— Short task —
Transcribe the records that follow. Keep every word exactly, and drop the pictures.

— Available data —

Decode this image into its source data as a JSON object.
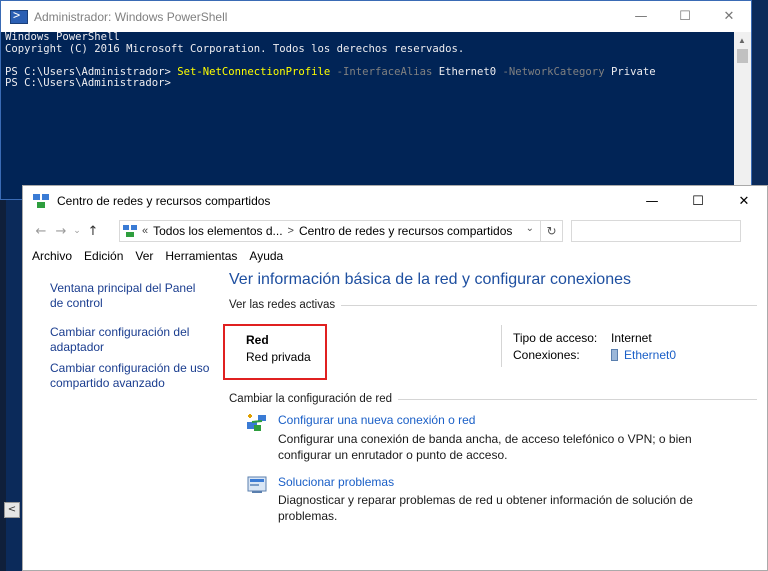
{
  "powershell": {
    "title": "Administrador: Windows PowerShell",
    "lines": {
      "l1": "Windows PowerShell",
      "l2": "Copyright (C) 2016 Microsoft Corporation. Todos los derechos reservados.",
      "prompt1": "PS C:\\Users\\Administrador> ",
      "cmd": "Set-NetConnectionProfile",
      "param1": " -InterfaceAlias",
      "arg1": " Ethernet0",
      "param2": " -NetworkCategory",
      "arg2": " Private",
      "prompt2": "PS C:\\Users\\Administrador>"
    }
  },
  "network_window": {
    "title": "Centro de redes y recursos compartidos",
    "address": {
      "chevrons": "«",
      "crumb1": "Todos los elementos d...",
      "separator": ">",
      "crumb2": "Centro de redes y recursos compartidos"
    },
    "menu": [
      "Archivo",
      "Edición",
      "Ver",
      "Herramientas",
      "Ayuda"
    ],
    "sidebar": [
      "Ventana principal del Panel de control",
      "Cambiar configuración del adaptador",
      "Cambiar configuración de uso compartido avanzado"
    ],
    "main_title": "Ver información básica de la red y configurar conexiones",
    "active_networks_header": "Ver las redes activas",
    "network": {
      "name": "Red",
      "type": "Red privada",
      "access_label": "Tipo de acceso:",
      "access_value": "Internet",
      "connections_label": "Conexiones:",
      "connections_value": "Ethernet0"
    },
    "change_header": "Cambiar la configuración de red",
    "tasks": [
      {
        "link": "Configurar una nueva conexión o red",
        "desc": "Configurar una conexión de banda ancha, de acceso telefónico o VPN; o bien configurar un enrutador o punto de acceso."
      },
      {
        "link": "Solucionar problemas",
        "desc": "Diagnosticar y reparar problemas de red u obtener información de solución de problemas."
      }
    ]
  },
  "icons": {
    "powershell": "powershell-icon",
    "network": "network-center-icon",
    "ethernet": "ethernet-icon",
    "new_connection": "new-connection-icon",
    "troubleshoot": "troubleshoot-icon"
  }
}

— Solution to this problem —
Decode this image into its source data as a JSON object.
{
  "powershell": {
    "title": "Administrador: Windows PowerShell",
    "lines": {
      "l1": "Windows PowerShell",
      "l2": "Copyright (C) 2016 Microsoft Corporation. Todos los derechos reservados.",
      "prompt1": "PS C:\\Users\\Administrador> ",
      "cmd": "Set-NetConnectionProfile",
      "param1": " -InterfaceAlias",
      "arg1": " Ethernet0",
      "param2": " -NetworkCategory",
      "arg2": " Private",
      "prompt2": "PS C:\\Users\\Administrador>"
    }
  },
  "network_window": {
    "title": "Centro de redes y recursos compartidos",
    "address": {
      "chevrons": "«",
      "crumb1": "Todos los elementos d...",
      "separator": ">",
      "crumb2": "Centro de redes y recursos compartidos"
    },
    "menu": [
      "Archivo",
      "Edición",
      "Ver",
      "Herramientas",
      "Ayuda"
    ],
    "sidebar": [
      "Ventana principal del Panel de control",
      "Cambiar configuración del adaptador",
      "Cambiar configuración de uso compartido avanzado"
    ],
    "main_title": "Ver información básica de la red y configurar conexiones",
    "active_networks_header": "Ver las redes activas",
    "network": {
      "name": "Red",
      "type": "Red privada",
      "access_label": "Tipo de acceso:",
      "access_value": "Internet",
      "connections_label": "Conexiones:",
      "connections_value": "Ethernet0"
    },
    "change_header": "Cambiar la configuración de red",
    "tasks": [
      {
        "link": "Configurar una nueva conexión o red",
        "desc": "Configurar una conexión de banda ancha, de acceso telefónico o VPN; o bien configurar un enrutador o punto de acceso."
      },
      {
        "link": "Solucionar problemas",
        "desc": "Diagnosticar y reparar problemas de red u obtener información de solución de problemas."
      }
    ]
  },
  "icons": {
    "powershell": "powershell-icon",
    "network": "network-center-icon",
    "ethernet": "ethernet-icon",
    "new_connection": "new-connection-icon",
    "troubleshoot": "troubleshoot-icon"
  }
}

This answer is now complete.